- _Task description_
Reproduce every entry in the listing without alteration.

- _Available data_
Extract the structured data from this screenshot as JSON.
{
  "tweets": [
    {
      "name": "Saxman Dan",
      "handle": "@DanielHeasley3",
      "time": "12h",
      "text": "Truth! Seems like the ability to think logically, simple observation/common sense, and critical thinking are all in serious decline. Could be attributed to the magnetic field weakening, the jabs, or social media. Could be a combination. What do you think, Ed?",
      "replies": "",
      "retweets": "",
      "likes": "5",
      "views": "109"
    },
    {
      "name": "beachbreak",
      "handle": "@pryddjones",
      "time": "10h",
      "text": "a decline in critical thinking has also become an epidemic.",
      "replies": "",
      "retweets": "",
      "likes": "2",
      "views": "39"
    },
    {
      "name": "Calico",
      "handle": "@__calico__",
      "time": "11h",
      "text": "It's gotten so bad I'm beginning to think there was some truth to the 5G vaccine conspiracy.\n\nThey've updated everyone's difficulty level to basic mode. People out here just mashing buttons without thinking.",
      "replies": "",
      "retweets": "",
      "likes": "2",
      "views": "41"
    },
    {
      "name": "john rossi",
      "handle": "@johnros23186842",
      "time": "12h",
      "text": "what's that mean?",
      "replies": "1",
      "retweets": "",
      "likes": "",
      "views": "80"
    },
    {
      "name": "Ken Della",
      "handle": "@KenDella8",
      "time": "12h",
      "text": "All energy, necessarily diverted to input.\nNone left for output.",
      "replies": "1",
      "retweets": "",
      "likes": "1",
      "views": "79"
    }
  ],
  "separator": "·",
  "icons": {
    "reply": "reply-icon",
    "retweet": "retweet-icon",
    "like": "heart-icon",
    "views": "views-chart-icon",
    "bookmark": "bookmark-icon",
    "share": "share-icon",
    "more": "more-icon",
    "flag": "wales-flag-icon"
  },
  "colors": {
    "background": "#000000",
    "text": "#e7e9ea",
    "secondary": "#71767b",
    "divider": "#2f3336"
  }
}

- _Answer_
Extract the structured data from this screenshot as JSON.
{
  "tweets": [
    {
      "name": "Saxman Dan",
      "handle": "@DanielHeasley3",
      "time": "12h",
      "text": "Truth! Seems like the ability to think logically, simple observation/common sense, and critical thinking are all in serious decline. Could be attributed to the magnetic field weakening, the jabs, or social media. Could be a combination. What do you think, Ed?",
      "replies": "",
      "retweets": "",
      "likes": "5",
      "views": "109"
    },
    {
      "name": "beachbreak",
      "handle": "@pryddjones",
      "time": "10h",
      "text": "a decline in critical thinking has also become an epidemic.",
      "replies": "",
      "retweets": "",
      "likes": "2",
      "views": "39"
    },
    {
      "name": "Calico",
      "handle": "@__calico__",
      "time": "11h",
      "text": "It's gotten so bad I'm beginning to think there was some truth to the 5G vaccine conspiracy.\n\nThey've updated everyone's difficulty level to basic mode. People out here just mashing buttons without thinking.",
      "replies": "",
      "retweets": "",
      "likes": "2",
      "views": "41"
    },
    {
      "name": "john rossi",
      "handle": "@johnros23186842",
      "time": "12h",
      "text": "what's that mean?",
      "replies": "1",
      "retweets": "",
      "likes": "",
      "views": "80"
    },
    {
      "name": "Ken Della",
      "handle": "@KenDella8",
      "time": "12h",
      "text": "All energy, necessarily diverted to input.\nNone left for output.",
      "replies": "1",
      "retweets": "",
      "likes": "1",
      "views": "79"
    }
  ],
  "separator": "·",
  "icons": {
    "reply": "reply-icon",
    "retweet": "retweet-icon",
    "like": "heart-icon",
    "views": "views-chart-icon",
    "bookmark": "bookmark-icon",
    "share": "share-icon",
    "more": "more-icon",
    "flag": "wales-flag-icon"
  },
  "colors": {
    "background": "#000000",
    "text": "#e7e9ea",
    "secondary": "#71767b",
    "divider": "#2f3336"
  }
}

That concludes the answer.